*BRIEF*: Give back the full material exactly. Omit no line.

· · ·

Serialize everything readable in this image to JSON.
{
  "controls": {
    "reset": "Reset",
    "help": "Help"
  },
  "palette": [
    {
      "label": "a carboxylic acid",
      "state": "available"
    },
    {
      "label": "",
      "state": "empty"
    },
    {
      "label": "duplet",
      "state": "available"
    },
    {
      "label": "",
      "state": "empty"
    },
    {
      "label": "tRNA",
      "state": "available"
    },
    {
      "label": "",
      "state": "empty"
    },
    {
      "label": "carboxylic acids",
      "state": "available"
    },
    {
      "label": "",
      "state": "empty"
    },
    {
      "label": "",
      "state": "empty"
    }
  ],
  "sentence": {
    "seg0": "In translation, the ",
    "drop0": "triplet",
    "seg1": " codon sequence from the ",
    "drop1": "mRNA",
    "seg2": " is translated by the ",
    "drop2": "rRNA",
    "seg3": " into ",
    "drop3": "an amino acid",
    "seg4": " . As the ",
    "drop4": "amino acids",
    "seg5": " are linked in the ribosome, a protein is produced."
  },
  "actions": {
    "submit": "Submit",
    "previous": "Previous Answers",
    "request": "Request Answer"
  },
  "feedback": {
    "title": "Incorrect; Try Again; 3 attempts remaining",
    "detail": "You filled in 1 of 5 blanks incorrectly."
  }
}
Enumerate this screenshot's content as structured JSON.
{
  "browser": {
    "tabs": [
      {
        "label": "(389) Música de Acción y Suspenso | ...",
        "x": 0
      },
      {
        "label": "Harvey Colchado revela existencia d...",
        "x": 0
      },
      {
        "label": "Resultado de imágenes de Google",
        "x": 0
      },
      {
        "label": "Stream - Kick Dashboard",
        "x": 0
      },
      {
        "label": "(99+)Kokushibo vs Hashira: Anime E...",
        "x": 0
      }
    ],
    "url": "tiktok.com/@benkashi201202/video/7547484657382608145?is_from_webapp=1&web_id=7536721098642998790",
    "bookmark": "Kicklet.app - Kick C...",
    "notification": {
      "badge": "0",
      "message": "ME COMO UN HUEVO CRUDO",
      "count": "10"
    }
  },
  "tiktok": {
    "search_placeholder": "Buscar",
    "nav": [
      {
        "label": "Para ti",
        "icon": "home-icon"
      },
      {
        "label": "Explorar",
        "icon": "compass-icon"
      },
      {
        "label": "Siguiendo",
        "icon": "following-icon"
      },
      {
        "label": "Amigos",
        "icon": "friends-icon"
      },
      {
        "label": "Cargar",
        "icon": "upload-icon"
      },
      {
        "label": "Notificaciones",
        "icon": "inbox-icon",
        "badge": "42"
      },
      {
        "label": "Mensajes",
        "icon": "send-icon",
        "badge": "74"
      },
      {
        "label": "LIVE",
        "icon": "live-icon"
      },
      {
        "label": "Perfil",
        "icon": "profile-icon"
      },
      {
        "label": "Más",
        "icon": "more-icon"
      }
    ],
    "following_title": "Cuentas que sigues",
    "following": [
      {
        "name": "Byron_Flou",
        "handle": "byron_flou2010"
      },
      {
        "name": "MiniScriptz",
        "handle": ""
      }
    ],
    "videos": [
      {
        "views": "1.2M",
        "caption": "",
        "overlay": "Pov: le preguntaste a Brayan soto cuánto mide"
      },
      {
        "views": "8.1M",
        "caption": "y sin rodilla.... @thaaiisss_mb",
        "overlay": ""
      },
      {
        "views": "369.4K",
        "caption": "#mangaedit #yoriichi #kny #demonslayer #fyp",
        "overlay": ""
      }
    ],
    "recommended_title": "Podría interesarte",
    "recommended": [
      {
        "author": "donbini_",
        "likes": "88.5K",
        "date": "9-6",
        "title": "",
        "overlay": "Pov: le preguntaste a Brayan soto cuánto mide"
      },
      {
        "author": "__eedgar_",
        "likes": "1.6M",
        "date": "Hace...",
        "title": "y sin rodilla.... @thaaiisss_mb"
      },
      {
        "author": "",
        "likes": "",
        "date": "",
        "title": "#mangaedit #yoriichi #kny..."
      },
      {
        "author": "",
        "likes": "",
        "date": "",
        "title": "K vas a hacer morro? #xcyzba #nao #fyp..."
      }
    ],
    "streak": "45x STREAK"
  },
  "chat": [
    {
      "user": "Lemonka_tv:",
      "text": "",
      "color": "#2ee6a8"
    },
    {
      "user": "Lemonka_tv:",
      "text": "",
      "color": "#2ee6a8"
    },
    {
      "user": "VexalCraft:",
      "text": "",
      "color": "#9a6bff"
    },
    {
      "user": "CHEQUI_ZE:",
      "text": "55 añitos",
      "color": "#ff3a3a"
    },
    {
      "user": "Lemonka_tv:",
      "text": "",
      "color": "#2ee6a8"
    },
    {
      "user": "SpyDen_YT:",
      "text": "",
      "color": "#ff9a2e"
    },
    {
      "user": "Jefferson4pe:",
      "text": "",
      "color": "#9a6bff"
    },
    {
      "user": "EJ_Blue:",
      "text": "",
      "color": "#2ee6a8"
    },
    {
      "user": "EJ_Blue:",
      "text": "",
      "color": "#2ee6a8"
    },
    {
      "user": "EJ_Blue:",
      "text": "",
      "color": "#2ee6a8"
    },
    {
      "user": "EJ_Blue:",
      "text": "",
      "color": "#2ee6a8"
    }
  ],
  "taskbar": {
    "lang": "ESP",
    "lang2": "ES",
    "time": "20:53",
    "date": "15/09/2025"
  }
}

· · ·

*WRITTEN SOLUTION*:
Serialize everything readable in this image to JSON.
{
  "controls": {
    "reset": "Reset",
    "help": "Help"
  },
  "palette": [
    {
      "label": "a carboxylic acid",
      "state": "available"
    },
    {
      "label": "",
      "state": "empty"
    },
    {
      "label": "duplet",
      "state": "available"
    },
    {
      "label": "",
      "state": "empty"
    },
    {
      "label": "tRNA",
      "state": "available"
    },
    {
      "label": "",
      "state": "empty"
    },
    {
      "label": "carboxylic acids",
      "state": "available"
    },
    {
      "label": "",
      "state": "empty"
    },
    {
      "label": "",
      "state": "empty"
    }
  ],
  "sentence": {
    "seg0": "In translation, the ",
    "drop0": "triplet",
    "seg1": " codon sequence from the ",
    "drop1": "mRNA",
    "seg2": " is translated by the ",
    "drop2": "rRNA",
    "seg3": " into ",
    "drop3": "an amino acid",
    "seg4": " . As the ",
    "drop4": "amino acids",
    "seg5": " are linked in the ribosome, a protein is produced."
  },
  "actions": {
    "submit": "Submit",
    "previous": "Previous Answers",
    "request": "Request Answer"
  },
  "feedback": {
    "title": "Incorrect; Try Again; 3 attempts remaining",
    "detail": "You filled in 1 of 5 blanks incorrectly."
  }
}
Enumerate this screenshot's content as structured JSON.
{
  "browser": {
    "tabs": [
      {
        "label": "(389) Música de Acción y Suspenso | ...",
        "x": 0
      },
      {
        "label": "Harvey Colchado revela existencia d...",
        "x": 0
      },
      {
        "label": "Resultado de imágenes de Google",
        "x": 0
      },
      {
        "label": "Stream - Kick Dashboard",
        "x": 0
      },
      {
        "label": "(99+)Kokushibo vs Hashira: Anime E...",
        "x": 0
      }
    ],
    "url": "tiktok.com/@benkashi201202/video/7547484657382608145?is_from_webapp=1&web_id=7536721098642998790",
    "bookmark": "Kicklet.app - Kick C...",
    "notification": {
      "badge": "0",
      "message": "ME COMO UN HUEVO CRUDO",
      "count": "10"
    }
  },
  "tiktok": {
    "search_placeholder": "Buscar",
    "nav": [
      {
        "label": "Para ti",
        "icon": "home-icon"
      },
      {
        "label": "Explorar",
        "icon": "compass-icon"
      },
      {
        "label": "Siguiendo",
        "icon": "following-icon"
      },
      {
        "label": "Amigos",
        "icon": "friends-icon"
      },
      {
        "label": "Cargar",
        "icon": "upload-icon"
      },
      {
        "label": "Notificaciones",
        "icon": "inbox-icon",
        "badge": "42"
      },
      {
        "label": "Mensajes",
        "icon": "send-icon",
        "badge": "74"
      },
      {
        "label": "LIVE",
        "icon": "live-icon"
      },
      {
        "label": "Perfil",
        "icon": "profile-icon"
      },
      {
        "label": "Más",
        "icon": "more-icon"
      }
    ],
    "following_title": "Cuentas que sigues",
    "following": [
      {
        "name": "Byron_Flou",
        "handle": "byron_flou2010"
      },
      {
        "name": "MiniScriptz",
        "handle": ""
      }
    ],
    "videos": [
      {
        "views": "1.2M",
        "caption": "",
        "overlay": "Pov: le preguntaste a Brayan soto cuánto mide"
      },
      {
        "views": "8.1M",
        "caption": "y sin rodilla.... @thaaiisss_mb",
        "overlay": ""
      },
      {
        "views": "369.4K",
        "caption": "#mangaedit #yoriichi #kny #demonslayer #fyp",
        "overlay": ""
      }
    ],
    "recommended_title": "Podría interesarte",
    "recommended": [
      {
        "author": "donbini_",
        "likes": "88.5K",
        "date": "9-6",
        "title": "",
        "overlay": "Pov: le preguntaste a Brayan soto cuánto mide"
      },
      {
        "author": "__eedgar_",
        "likes": "1.6M",
        "date": "Hace...",
        "title": "y sin rodilla.... @thaaiisss_mb"
      },
      {
        "author": "",
        "likes": "",
        "date": "",
        "title": "#mangaedit #yoriichi #kny..."
      },
      {
        "author": "",
        "likes": "",
        "date": "",
        "title": "K vas a hacer morro? #xcyzba #nao #fyp..."
      }
    ],
    "streak": "45x STREAK"
  },
  "chat": [
    {
      "user": "Lemonka_tv:",
      "text": "",
      "color": "#2ee6a8"
    },
    {
      "user": "Lemonka_tv:",
      "text": "",
      "color": "#2ee6a8"
    },
    {
      "user": "VexalCraft:",
      "text": "",
      "color": "#9a6bff"
    },
    {
      "user": "CHEQUI_ZE:",
      "text": "55 añitos",
      "color": "#ff3a3a"
    },
    {
      "user": "Lemonka_tv:",
      "text": "",
      "color": "#2ee6a8"
    },
    {
      "user": "SpyDen_YT:",
      "text": "",
      "color": "#ff9a2e"
    },
    {
      "user": "Jefferson4pe:",
      "text": "",
      "color": "#9a6bff"
    },
    {
      "user": "EJ_Blue:",
      "text": "",
      "color": "#2ee6a8"
    },
    {
      "user": "EJ_Blue:",
      "text": "",
      "color": "#2ee6a8"
    },
    {
      "user": "EJ_Blue:",
      "text": "",
      "color": "#2ee6a8"
    },
    {
      "user": "EJ_Blue:",
      "text": "",
      "color": "#2ee6a8"
    }
  ],
  "taskbar": {
    "lang": "ESP",
    "lang2": "ES",
    "time": "20:53",
    "date": "15/09/2025"
  }
}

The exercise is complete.